PROBLEM STATEMENT:
Scan the data for lines with "stroke" and report the count by itself.

RECORDS SUPPLIED:
** begin **

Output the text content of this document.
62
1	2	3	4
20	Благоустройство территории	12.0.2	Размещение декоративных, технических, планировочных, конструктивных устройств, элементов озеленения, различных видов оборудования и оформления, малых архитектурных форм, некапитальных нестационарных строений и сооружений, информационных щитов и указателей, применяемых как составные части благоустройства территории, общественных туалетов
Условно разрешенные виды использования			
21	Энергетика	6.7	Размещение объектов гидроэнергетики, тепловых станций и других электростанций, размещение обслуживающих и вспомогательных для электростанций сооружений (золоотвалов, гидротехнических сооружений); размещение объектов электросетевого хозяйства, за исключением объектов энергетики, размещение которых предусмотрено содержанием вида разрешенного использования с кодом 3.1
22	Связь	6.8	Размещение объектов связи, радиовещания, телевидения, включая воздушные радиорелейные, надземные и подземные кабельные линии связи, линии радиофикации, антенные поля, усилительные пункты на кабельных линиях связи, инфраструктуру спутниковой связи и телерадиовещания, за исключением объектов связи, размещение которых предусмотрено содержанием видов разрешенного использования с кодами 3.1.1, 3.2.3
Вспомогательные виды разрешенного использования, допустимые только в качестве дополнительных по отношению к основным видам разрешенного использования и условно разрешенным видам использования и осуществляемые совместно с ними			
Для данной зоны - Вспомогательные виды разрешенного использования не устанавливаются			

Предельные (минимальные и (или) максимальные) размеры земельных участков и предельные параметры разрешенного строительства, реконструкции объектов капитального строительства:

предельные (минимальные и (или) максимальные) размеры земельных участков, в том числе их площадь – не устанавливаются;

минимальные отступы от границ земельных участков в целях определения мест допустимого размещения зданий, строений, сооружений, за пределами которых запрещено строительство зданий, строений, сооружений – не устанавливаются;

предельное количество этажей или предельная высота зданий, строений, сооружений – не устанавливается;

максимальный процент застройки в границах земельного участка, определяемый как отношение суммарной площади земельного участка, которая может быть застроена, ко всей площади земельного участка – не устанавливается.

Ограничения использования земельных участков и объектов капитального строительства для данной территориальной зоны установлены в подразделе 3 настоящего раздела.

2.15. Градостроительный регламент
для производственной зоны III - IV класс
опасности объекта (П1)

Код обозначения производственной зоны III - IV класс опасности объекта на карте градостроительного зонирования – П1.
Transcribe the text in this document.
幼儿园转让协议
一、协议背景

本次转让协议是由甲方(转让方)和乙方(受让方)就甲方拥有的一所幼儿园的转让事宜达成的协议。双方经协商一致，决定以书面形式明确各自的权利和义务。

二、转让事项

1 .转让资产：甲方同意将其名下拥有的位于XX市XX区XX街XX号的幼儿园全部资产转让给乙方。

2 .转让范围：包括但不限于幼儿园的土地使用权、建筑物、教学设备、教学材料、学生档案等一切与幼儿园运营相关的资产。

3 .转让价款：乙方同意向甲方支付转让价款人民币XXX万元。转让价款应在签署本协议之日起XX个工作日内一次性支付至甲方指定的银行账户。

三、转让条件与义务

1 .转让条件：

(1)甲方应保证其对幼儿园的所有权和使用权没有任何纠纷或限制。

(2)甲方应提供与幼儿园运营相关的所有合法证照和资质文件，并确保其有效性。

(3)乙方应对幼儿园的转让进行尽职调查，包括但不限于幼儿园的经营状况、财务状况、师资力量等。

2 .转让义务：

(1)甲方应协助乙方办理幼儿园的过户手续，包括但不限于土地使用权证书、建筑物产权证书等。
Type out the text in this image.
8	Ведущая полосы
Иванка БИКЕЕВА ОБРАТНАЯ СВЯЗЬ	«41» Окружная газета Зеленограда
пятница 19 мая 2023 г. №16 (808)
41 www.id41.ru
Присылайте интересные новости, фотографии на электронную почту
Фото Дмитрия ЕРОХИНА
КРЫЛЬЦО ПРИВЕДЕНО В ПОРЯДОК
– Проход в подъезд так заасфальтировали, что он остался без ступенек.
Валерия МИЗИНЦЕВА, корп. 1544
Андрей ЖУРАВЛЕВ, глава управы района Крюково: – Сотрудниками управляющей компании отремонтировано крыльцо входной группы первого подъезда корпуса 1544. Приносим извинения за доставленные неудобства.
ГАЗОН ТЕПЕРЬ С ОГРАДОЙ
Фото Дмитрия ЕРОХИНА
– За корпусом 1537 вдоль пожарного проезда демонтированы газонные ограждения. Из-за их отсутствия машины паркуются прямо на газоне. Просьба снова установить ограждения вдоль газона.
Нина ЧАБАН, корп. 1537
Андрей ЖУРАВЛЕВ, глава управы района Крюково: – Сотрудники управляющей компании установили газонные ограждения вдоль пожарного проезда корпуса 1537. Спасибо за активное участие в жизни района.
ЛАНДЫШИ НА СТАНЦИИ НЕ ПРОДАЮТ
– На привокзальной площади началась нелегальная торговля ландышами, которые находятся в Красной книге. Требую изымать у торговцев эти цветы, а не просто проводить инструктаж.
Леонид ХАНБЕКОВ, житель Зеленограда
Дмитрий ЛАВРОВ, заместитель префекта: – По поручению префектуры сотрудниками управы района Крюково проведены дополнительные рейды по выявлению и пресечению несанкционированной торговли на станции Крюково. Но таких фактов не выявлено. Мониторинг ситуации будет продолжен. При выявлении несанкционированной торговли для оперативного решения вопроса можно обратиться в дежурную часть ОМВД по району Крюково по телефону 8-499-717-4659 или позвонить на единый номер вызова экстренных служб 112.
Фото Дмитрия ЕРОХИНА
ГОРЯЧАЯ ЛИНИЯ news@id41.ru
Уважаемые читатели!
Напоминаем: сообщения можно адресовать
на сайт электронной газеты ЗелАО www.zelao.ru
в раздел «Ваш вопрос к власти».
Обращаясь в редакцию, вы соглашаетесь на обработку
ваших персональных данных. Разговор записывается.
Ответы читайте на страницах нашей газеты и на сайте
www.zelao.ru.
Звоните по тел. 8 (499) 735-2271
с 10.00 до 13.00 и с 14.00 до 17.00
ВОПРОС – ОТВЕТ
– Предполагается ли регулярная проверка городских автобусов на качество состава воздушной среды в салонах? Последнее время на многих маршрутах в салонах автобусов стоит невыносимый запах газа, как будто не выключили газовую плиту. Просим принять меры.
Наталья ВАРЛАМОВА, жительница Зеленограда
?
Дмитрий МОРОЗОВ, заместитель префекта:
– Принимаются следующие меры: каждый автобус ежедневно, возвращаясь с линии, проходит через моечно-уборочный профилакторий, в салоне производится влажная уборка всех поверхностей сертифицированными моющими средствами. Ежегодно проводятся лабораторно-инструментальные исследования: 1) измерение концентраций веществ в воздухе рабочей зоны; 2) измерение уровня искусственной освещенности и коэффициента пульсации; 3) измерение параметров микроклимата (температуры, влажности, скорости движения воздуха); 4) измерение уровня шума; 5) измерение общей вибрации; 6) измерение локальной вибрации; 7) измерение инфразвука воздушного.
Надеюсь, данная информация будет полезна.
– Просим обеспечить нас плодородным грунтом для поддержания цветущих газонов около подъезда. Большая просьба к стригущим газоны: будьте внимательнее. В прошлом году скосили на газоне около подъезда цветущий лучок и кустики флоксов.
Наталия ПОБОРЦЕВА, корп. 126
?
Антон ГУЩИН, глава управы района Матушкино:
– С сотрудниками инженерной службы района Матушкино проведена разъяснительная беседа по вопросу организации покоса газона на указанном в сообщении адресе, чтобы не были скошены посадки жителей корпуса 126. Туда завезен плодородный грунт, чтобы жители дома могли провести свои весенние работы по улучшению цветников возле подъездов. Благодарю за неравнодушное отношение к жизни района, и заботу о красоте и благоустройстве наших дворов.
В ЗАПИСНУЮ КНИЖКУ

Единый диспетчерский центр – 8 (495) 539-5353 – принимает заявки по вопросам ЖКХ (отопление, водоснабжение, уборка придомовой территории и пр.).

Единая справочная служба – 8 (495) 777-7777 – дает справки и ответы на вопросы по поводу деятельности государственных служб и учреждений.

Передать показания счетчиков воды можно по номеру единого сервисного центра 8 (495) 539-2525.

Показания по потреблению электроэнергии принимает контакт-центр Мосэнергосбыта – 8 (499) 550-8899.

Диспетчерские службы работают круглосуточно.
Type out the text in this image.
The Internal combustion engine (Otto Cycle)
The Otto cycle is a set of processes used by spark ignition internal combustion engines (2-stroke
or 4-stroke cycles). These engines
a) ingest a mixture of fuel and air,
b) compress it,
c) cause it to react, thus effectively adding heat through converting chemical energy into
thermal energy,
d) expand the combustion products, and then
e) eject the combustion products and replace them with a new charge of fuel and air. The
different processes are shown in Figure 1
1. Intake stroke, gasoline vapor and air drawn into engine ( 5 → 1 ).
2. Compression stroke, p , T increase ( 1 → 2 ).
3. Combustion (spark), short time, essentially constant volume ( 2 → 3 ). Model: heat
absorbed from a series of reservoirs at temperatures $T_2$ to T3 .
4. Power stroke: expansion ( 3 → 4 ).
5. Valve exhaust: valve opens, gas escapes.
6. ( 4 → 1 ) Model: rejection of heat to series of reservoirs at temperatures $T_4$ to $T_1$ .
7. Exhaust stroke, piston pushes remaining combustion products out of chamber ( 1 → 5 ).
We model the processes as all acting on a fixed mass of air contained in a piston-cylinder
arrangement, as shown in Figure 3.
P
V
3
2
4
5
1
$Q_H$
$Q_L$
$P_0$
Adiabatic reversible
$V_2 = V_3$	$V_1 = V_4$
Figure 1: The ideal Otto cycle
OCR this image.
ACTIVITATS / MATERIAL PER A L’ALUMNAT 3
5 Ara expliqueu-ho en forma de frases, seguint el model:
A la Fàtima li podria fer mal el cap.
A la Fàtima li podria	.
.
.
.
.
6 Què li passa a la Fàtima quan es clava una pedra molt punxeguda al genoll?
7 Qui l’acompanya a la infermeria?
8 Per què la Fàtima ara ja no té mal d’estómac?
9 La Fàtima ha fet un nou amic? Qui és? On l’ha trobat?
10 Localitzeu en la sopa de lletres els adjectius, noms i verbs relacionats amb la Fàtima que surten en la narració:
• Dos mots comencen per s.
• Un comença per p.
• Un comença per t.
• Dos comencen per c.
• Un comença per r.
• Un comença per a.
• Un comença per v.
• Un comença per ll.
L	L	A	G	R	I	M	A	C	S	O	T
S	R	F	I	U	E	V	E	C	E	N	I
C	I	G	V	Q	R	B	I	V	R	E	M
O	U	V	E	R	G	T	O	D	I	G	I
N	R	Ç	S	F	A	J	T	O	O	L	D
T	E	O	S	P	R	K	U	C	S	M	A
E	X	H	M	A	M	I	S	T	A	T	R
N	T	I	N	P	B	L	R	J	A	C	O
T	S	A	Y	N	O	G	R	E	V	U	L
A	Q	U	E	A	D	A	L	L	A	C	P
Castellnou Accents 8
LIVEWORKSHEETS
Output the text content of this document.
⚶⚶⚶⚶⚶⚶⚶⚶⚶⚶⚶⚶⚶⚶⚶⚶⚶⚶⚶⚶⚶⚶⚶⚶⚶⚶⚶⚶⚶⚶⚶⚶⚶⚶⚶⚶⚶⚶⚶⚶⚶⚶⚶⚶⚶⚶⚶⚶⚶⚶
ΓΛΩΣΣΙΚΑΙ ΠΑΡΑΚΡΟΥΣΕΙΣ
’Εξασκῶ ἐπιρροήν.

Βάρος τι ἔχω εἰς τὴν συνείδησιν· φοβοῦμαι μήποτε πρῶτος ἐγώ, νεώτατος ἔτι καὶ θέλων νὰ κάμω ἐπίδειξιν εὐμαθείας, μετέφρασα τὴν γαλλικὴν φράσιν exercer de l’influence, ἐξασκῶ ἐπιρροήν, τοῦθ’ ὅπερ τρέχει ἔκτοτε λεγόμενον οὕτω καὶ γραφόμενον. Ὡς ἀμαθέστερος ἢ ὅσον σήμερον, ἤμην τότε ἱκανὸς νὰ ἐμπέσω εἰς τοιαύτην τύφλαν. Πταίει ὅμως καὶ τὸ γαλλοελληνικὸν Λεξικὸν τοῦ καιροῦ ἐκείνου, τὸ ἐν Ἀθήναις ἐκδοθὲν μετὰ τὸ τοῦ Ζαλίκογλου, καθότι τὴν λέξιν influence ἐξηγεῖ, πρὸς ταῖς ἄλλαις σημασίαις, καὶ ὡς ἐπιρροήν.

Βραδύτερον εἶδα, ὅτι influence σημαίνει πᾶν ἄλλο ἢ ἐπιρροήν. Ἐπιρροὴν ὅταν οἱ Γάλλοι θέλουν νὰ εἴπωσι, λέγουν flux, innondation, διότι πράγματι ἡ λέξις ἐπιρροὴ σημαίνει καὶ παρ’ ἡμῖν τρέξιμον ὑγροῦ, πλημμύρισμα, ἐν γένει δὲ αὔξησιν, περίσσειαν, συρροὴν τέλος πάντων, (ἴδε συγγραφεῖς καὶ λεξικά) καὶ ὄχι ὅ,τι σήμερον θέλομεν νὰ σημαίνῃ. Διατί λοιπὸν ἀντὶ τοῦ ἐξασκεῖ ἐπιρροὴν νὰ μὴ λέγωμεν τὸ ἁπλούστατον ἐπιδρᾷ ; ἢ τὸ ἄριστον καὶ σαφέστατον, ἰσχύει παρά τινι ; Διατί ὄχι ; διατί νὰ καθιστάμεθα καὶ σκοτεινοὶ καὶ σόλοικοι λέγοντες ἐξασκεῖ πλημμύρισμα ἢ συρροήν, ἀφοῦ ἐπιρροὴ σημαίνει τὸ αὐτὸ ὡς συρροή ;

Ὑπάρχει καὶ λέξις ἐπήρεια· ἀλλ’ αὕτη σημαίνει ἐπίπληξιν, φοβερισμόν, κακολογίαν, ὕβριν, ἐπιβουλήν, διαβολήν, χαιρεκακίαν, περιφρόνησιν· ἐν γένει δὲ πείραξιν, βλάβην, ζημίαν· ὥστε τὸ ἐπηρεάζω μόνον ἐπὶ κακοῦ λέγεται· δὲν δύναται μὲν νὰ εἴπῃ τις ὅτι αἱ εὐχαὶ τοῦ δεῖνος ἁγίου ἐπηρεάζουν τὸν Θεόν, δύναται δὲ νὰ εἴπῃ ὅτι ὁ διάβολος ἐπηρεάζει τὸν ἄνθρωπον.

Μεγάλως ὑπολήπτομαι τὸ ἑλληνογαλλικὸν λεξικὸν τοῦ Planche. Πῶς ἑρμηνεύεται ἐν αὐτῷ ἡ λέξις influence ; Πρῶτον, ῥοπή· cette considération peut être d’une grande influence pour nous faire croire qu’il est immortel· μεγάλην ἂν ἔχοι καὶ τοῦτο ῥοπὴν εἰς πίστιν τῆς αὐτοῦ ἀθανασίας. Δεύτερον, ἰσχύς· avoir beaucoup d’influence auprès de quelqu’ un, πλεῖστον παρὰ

** end **

RESULT OF THIS TASK:
6